- _Prompt_: Lines that contain the string "name" are to be copied; leave out all others.

[Start of Provided records]

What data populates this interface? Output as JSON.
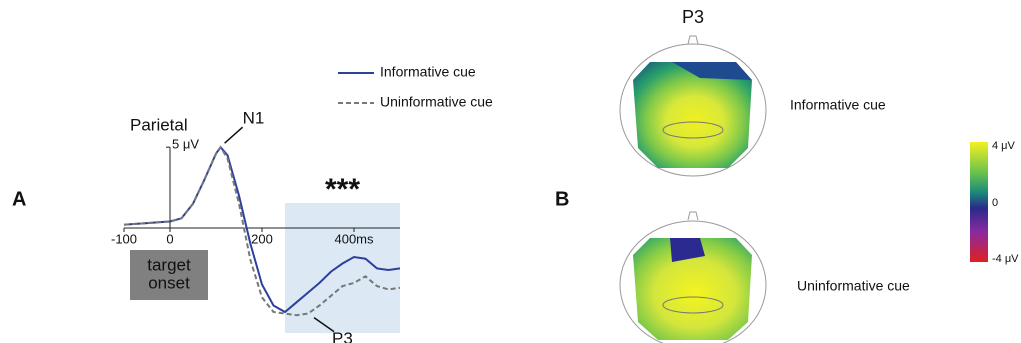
{
  "chart_data": {
    "type": "line",
    "panel_label": "A",
    "title": "Parietal",
    "x": [
      -100,
      -75,
      -50,
      -25,
      0,
      25,
      50,
      75,
      100,
      110,
      125,
      150,
      175,
      200,
      225,
      250,
      275,
      300,
      325,
      350,
      375,
      400,
      425,
      450,
      475,
      500
    ],
    "series": [
      {
        "name": "Informative cue",
        "color": "#2e3f9e",
        "dash": false,
        "values": [
          0.2,
          0.25,
          0.3,
          0.35,
          0.4,
          0.6,
          1.5,
          3,
          4.6,
          5,
          4.5,
          2,
          -1,
          -3.5,
          -4.8,
          -5.2,
          -4.6,
          -4,
          -3.4,
          -2.7,
          -2.2,
          -1.8,
          -1.9,
          -2.5,
          -2.6,
          -2.5
        ]
      },
      {
        "name": "Uninformative cue",
        "color": "#777777",
        "dash": true,
        "values": [
          0.2,
          0.25,
          0.3,
          0.35,
          0.4,
          0.6,
          1.5,
          3,
          4.6,
          5,
          4.3,
          1.5,
          -2,
          -4.3,
          -5.2,
          -5.3,
          -5.4,
          -5.3,
          -4.8,
          -4.2,
          -3.6,
          -3.4,
          -3.0,
          -3.6,
          -3.8,
          -3.7
        ]
      }
    ],
    "xlim": [
      -100,
      500
    ],
    "ylim": [
      -6.5,
      6
    ],
    "xticks": [
      -100,
      0,
      200,
      {
        "value": 400,
        "label": "400ms"
      }
    ],
    "yticks": [
      {
        "value": 5,
        "label": "5 μV"
      }
    ],
    "highlight": {
      "xlim": [
        250,
        500
      ],
      "label": "***",
      "color": "#dce9f5"
    },
    "annotations": [
      {
        "text": "N1",
        "x": 110,
        "y": 5
      },
      {
        "text": "P3",
        "x": 300,
        "y": -5.3
      }
    ],
    "onset_box": [
      "target",
      "onset"
    ]
  },
  "panel_b": {
    "panel_label": "B",
    "title": "P3",
    "maps": [
      "Informative cue",
      "Uninformative cue"
    ],
    "colorbar_labels": [
      "4 μV",
      "0",
      "-4 μV"
    ]
  }
}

[End of Provided records]

- _Task solution_:
        "name": "Informative cue",
        "name": "Uninformative cue",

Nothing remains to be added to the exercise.